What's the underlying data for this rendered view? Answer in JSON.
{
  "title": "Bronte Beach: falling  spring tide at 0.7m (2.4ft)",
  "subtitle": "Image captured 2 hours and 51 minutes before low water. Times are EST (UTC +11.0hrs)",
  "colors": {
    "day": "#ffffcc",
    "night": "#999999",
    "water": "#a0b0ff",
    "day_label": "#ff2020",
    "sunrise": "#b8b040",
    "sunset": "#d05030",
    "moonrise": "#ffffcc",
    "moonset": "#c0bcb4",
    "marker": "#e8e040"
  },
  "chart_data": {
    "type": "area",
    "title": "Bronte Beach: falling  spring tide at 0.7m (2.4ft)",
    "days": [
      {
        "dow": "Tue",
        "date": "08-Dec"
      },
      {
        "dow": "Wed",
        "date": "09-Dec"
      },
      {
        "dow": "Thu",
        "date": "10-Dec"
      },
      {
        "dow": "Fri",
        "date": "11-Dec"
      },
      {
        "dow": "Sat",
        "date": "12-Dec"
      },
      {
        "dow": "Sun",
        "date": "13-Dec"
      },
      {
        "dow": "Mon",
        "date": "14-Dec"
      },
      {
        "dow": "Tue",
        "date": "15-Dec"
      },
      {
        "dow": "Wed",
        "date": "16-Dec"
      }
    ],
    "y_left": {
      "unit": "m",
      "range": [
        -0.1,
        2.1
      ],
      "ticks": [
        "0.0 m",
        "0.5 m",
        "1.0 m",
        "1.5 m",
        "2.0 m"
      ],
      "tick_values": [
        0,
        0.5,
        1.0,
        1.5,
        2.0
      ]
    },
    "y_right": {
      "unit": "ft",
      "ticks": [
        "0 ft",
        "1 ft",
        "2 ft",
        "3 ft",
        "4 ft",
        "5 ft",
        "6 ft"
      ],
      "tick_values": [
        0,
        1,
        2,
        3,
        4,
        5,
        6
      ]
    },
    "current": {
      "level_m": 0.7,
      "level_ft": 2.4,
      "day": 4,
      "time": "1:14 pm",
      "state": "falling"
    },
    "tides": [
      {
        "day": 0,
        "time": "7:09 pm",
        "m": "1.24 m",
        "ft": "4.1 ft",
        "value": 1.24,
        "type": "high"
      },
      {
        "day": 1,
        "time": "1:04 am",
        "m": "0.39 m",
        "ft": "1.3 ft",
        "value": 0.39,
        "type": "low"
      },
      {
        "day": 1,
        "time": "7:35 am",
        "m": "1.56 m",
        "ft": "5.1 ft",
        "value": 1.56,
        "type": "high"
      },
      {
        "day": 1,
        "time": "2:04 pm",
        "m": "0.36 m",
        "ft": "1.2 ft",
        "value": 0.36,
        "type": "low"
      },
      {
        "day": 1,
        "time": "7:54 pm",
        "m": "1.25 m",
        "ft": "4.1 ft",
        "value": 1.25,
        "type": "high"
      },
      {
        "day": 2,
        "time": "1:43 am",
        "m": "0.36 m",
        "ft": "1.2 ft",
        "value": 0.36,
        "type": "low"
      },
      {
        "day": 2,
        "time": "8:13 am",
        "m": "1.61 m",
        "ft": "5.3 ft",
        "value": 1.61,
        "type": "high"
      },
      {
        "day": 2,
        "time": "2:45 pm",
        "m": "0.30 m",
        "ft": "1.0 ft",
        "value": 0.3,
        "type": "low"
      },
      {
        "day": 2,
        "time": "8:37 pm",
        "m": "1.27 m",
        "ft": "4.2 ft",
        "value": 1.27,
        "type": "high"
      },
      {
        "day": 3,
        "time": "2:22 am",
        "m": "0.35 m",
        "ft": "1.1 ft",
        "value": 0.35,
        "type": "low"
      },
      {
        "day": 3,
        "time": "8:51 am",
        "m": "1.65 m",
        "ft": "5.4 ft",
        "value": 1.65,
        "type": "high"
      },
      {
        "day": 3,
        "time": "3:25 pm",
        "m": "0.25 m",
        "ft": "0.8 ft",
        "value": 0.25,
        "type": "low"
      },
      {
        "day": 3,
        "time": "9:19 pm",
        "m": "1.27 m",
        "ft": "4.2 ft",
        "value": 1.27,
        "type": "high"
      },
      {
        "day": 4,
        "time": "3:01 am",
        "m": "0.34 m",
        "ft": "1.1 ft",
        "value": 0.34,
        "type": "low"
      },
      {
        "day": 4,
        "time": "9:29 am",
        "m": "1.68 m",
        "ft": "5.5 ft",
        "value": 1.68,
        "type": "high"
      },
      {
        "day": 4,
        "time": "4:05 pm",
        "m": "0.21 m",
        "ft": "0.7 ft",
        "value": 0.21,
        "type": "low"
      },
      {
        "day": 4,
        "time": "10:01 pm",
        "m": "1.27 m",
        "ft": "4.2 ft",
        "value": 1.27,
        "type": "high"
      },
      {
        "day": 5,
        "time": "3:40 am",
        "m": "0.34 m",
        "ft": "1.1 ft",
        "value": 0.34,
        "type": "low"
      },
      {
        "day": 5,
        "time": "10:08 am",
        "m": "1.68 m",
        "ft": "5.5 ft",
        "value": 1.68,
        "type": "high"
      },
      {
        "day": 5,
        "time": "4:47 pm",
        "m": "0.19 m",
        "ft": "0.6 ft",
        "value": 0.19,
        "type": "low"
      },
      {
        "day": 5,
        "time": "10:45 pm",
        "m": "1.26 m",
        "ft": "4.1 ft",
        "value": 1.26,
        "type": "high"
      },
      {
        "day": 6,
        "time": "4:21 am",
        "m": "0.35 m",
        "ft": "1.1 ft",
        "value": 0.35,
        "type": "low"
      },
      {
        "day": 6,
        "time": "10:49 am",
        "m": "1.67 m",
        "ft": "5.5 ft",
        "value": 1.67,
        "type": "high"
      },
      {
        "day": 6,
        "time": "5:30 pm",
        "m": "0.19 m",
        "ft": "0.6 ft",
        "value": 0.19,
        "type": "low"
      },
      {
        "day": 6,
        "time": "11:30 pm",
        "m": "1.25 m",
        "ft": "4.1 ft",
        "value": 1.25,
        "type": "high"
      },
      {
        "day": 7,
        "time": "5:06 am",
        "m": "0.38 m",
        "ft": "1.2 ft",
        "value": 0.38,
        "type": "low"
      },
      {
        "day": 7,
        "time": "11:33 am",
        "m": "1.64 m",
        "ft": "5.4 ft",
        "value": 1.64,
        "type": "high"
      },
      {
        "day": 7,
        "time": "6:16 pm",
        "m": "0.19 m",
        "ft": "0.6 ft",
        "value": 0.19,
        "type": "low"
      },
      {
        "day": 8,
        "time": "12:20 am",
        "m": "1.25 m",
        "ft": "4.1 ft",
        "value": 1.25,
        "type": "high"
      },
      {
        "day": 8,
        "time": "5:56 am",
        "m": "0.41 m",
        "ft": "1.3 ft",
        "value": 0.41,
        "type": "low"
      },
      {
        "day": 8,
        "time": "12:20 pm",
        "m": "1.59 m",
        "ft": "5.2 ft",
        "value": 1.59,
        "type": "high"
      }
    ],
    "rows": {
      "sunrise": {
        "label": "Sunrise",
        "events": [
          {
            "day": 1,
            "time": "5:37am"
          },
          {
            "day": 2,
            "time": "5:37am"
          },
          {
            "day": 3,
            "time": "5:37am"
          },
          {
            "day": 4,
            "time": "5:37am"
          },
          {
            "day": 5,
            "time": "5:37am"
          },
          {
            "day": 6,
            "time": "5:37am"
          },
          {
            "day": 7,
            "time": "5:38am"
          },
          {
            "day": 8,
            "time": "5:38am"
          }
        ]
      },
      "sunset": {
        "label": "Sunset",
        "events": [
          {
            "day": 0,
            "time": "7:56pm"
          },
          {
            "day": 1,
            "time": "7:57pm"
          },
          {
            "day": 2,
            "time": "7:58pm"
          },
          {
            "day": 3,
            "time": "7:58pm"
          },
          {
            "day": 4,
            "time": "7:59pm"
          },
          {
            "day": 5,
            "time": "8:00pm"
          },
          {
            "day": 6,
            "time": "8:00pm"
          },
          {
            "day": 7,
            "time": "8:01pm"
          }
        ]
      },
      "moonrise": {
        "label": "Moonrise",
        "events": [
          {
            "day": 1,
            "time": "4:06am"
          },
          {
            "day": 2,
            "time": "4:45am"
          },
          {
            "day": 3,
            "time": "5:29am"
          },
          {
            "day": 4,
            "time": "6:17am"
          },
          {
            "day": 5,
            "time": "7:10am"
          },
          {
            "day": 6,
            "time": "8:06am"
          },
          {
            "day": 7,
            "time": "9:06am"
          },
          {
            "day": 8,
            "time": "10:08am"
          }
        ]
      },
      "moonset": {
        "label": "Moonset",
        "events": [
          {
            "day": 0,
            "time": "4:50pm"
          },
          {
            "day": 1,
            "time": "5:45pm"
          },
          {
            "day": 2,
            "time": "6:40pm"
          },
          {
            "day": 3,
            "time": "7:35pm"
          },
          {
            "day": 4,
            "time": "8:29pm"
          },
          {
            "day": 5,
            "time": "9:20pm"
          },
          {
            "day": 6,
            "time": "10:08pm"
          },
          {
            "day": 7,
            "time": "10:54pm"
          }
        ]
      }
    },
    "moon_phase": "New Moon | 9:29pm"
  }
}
_ _ _ _
■ **DIRECTIONS**:
Look through the data and gather every line with the string "spring" in it.

■ **RESULT FOR THIS TASK**:
  "title": "Bronte Beach: falling  spring tide at 0.7m (2.4ft)",
    "title": "Bronte Beach: falling  spring tide at 0.7m (2.4ft)",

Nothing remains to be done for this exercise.